+++ RECORDS SHOWN +++

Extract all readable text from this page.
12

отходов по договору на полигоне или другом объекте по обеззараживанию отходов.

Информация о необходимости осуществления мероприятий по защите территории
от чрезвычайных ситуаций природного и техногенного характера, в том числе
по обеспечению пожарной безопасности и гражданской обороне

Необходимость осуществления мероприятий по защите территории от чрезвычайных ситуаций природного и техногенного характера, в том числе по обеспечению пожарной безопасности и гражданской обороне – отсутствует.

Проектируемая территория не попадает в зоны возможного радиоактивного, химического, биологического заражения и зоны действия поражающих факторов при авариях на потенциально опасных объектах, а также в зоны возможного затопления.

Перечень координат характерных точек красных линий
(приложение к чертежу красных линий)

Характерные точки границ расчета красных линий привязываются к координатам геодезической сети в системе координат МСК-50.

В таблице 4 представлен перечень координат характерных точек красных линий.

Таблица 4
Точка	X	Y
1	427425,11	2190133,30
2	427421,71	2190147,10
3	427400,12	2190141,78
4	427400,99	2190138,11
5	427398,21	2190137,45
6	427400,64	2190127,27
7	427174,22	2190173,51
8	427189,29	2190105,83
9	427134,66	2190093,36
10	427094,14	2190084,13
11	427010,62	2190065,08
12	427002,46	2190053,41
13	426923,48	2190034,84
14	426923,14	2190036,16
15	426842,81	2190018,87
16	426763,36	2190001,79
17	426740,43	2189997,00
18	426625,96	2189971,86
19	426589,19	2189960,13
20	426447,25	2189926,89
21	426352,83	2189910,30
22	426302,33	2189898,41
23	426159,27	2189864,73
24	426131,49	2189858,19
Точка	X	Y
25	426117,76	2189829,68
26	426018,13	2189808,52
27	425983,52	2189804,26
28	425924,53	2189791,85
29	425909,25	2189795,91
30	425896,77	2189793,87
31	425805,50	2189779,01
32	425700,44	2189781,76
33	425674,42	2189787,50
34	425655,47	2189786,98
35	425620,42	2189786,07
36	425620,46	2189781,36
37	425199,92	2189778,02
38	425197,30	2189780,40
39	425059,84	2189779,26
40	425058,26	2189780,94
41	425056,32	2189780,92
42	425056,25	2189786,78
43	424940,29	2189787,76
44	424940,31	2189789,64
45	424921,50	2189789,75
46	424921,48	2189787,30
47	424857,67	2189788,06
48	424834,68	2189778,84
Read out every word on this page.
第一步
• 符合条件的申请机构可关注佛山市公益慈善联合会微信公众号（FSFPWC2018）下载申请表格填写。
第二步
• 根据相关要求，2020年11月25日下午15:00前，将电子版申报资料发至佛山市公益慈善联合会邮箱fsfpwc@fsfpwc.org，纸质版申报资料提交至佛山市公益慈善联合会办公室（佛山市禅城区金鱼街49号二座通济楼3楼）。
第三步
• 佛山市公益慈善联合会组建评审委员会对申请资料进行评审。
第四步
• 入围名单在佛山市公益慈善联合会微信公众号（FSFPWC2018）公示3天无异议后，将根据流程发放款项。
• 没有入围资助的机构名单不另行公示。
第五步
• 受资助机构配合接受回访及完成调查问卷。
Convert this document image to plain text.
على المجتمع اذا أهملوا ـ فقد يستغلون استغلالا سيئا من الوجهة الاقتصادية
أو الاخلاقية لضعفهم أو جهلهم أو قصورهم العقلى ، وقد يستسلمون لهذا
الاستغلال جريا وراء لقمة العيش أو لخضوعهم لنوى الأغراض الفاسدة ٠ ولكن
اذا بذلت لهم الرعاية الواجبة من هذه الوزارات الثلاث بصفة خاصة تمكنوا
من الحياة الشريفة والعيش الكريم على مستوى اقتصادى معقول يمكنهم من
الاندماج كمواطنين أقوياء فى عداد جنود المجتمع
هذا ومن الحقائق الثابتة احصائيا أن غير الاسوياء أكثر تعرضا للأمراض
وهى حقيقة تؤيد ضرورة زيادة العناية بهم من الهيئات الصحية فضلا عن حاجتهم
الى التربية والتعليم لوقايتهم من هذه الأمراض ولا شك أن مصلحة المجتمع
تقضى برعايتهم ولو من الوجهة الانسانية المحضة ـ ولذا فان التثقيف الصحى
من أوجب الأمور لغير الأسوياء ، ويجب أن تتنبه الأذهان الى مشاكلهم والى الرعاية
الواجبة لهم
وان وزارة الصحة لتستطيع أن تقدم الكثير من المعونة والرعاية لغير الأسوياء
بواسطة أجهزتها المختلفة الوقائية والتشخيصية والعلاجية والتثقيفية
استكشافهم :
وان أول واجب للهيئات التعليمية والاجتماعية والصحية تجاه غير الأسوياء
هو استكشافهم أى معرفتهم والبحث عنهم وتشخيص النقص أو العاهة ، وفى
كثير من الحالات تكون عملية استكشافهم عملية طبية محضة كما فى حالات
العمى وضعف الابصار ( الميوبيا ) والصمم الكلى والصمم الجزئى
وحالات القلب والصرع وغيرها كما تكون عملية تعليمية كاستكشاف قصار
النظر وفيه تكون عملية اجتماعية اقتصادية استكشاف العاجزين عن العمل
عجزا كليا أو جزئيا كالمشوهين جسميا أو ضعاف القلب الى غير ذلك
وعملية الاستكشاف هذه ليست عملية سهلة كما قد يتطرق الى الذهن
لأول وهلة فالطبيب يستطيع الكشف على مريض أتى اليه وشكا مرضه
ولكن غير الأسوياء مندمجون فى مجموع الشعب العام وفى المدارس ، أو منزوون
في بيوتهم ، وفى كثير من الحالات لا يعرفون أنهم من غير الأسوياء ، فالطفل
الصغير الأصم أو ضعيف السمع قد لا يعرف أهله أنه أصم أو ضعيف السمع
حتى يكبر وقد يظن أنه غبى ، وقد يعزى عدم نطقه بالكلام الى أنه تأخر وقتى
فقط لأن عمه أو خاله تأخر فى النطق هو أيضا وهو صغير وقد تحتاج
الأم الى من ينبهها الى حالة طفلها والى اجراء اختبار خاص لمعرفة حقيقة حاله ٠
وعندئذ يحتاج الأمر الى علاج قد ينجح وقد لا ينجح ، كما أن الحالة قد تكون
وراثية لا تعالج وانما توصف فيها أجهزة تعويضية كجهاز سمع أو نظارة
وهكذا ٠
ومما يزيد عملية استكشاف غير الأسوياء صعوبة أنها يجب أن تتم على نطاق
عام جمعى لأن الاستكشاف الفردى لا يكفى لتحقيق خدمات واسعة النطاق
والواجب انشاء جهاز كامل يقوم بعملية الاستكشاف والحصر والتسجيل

+++

WRITTEN INSTRUCTION: Extract the full listing above without alteration.

ANSWER TO THE EXERCISE:
Extract all readable text from this page.
12

отходов по договору на полигоне или другом объекте по обеззараживанию отходов.

Информация о необходимости осуществления мероприятий по защите территории
от чрезвычайных ситуаций природного и техногенного характера, в том числе
по обеспечению пожарной безопасности и гражданской обороне

Необходимость осуществления мероприятий по защите территории от чрезвычайных ситуаций природного и техногенного характера, в том числе по обеспечению пожарной безопасности и гражданской обороне – отсутствует.

Проектируемая территория не попадает в зоны возможного радиоактивного, химического, биологического заражения и зоны действия поражающих факторов при авариях на потенциально опасных объектах, а также в зоны возможного затопления.

Перечень координат характерных точек красных линий
(приложение к чертежу красных линий)

Характерные точки границ расчета красных линий привязываются к координатам геодезической сети в системе координат МСК-50.

В таблице 4 представлен перечень координат характерных точек красных линий.

Таблица 4
Точка	X	Y
1	427425,11	2190133,30
2	427421,71	2190147,10
3	427400,12	2190141,78
4	427400,99	2190138,11
5	427398,21	2190137,45
6	427400,64	2190127,27
7	427174,22	2190173,51
8	427189,29	2190105,83
9	427134,66	2190093,36
10	427094,14	2190084,13
11	427010,62	2190065,08
12	427002,46	2190053,41
13	426923,48	2190034,84
14	426923,14	2190036,16
15	426842,81	2190018,87
16	426763,36	2190001,79
17	426740,43	2189997,00
18	426625,96	2189971,86
19	426589,19	2189960,13
20	426447,25	2189926,89
21	426352,83	2189910,30
22	426302,33	2189898,41
23	426159,27	2189864,73
24	426131,49	2189858,19
Точка	X	Y
25	426117,76	2189829,68
26	426018,13	2189808,52
27	425983,52	2189804,26
28	425924,53	2189791,85
29	425909,25	2189795,91
30	425896,77	2189793,87
31	425805,50	2189779,01
32	425700,44	2189781,76
33	425674,42	2189787,50
34	425655,47	2189786,98
35	425620,42	2189786,07
36	425620,46	2189781,36
37	425199,92	2189778,02
38	425197,30	2189780,40
39	425059,84	2189779,26
40	425058,26	2189780,94
41	425056,32	2189780,92
42	425056,25	2189786,78
43	424940,29	2189787,76
44	424940,31	2189789,64
45	424921,50	2189789,75
46	424921,48	2189787,30
47	424857,67	2189788,06
48	424834,68	2189778,84
Read out every word on this page.
第一步
• 符合条件的申请机构可关注佛山市公益慈善联合会微信公众号（FSFPWC2018）下载申请表格填写。
第二步
• 根据相关要求，2020年11月25日下午15:00前，将电子版申报资料发至佛山市公益慈善联合会邮箱fsfpwc@fsfpwc.org，纸质版申报资料提交至佛山市公益慈善联合会办公室（佛山市禅城区金鱼街49号二座通济楼3楼）。
第三步
• 佛山市公益慈善联合会组建评审委员会对申请资料进行评审。
第四步
• 入围名单在佛山市公益慈善联合会微信公众号（FSFPWC2018）公示3天无异议后，将根据流程发放款项。
• 没有入围资助的机构名单不另行公示。
第五步
• 受资助机构配合接受回访及完成调查问卷。
Convert this document image to plain text.
على المجتمع اذا أهملوا ـ فقد يستغلون استغلالا سيئا من الوجهة الاقتصادية
أو الاخلاقية لضعفهم أو جهلهم أو قصورهم العقلى ، وقد يستسلمون لهذا
الاستغلال جريا وراء لقمة العيش أو لخضوعهم لنوى الأغراض الفاسدة ٠ ولكن
اذا بذلت لهم الرعاية الواجبة من هذه الوزارات الثلاث بصفة خاصة تمكنوا
من الحياة الشريفة والعيش الكريم على مستوى اقتصادى معقول يمكنهم من
الاندماج كمواطنين أقوياء فى عداد جنود المجتمع
هذا ومن الحقائق الثابتة احصائيا أن غير الاسوياء أكثر تعرضا للأمراض
وهى حقيقة تؤيد ضرورة زيادة العناية بهم من الهيئات الصحية فضلا عن حاجتهم
الى التربية والتعليم لوقايتهم من هذه الأمراض ولا شك أن مصلحة المجتمع
تقضى برعايتهم ولو من الوجهة الانسانية المحضة ـ ولذا فان التثقيف الصحى
من أوجب الأمور لغير الأسوياء ، ويجب أن تتنبه الأذهان الى مشاكلهم والى الرعاية
الواجبة لهم
وان وزارة الصحة لتستطيع أن تقدم الكثير من المعونة والرعاية لغير الأسوياء
بواسطة أجهزتها المختلفة الوقائية والتشخيصية والعلاجية والتثقيفية
استكشافهم :
وان أول واجب للهيئات التعليمية والاجتماعية والصحية تجاه غير الأسوياء
هو استكشافهم أى معرفتهم والبحث عنهم وتشخيص النقص أو العاهة ، وفى
كثير من الحالات تكون عملية استكشافهم عملية طبية محضة كما فى حالات
العمى وضعف الابصار ( الميوبيا ) والصمم الكلى والصمم الجزئى
وحالات القلب والصرع وغيرها كما تكون عملية تعليمية كاستكشاف قصار
النظر وفيه تكون عملية اجتماعية اقتصادية استكشاف العاجزين عن العمل
عجزا كليا أو جزئيا كالمشوهين جسميا أو ضعاف القلب الى غير ذلك
وعملية الاستكشاف هذه ليست عملية سهلة كما قد يتطرق الى الذهن
لأول وهلة فالطبيب يستطيع الكشف على مريض أتى اليه وشكا مرضه
ولكن غير الأسوياء مندمجون فى مجموع الشعب العام وفى المدارس ، أو منزوون
في بيوتهم ، وفى كثير من الحالات لا يعرفون أنهم من غير الأسوياء ، فالطفل
الصغير الأصم أو ضعيف السمع قد لا يعرف أهله أنه أصم أو ضعيف السمع
حتى يكبر وقد يظن أنه غبى ، وقد يعزى عدم نطقه بالكلام الى أنه تأخر وقتى
فقط لأن عمه أو خاله تأخر فى النطق هو أيضا وهو صغير وقد تحتاج
الأم الى من ينبهها الى حالة طفلها والى اجراء اختبار خاص لمعرفة حقيقة حاله ٠
وعندئذ يحتاج الأمر الى علاج قد ينجح وقد لا ينجح ، كما أن الحالة قد تكون
وراثية لا تعالج وانما توصف فيها أجهزة تعويضية كجهاز سمع أو نظارة
وهكذا ٠
ومما يزيد عملية استكشاف غير الأسوياء صعوبة أنها يجب أن تتم على نطاق
عام جمعى لأن الاستكشاف الفردى لا يكفى لتحقيق خدمات واسعة النطاق
والواجب انشاء جهاز كامل يقوم بعملية الاستكشاف والحصر والتسجيل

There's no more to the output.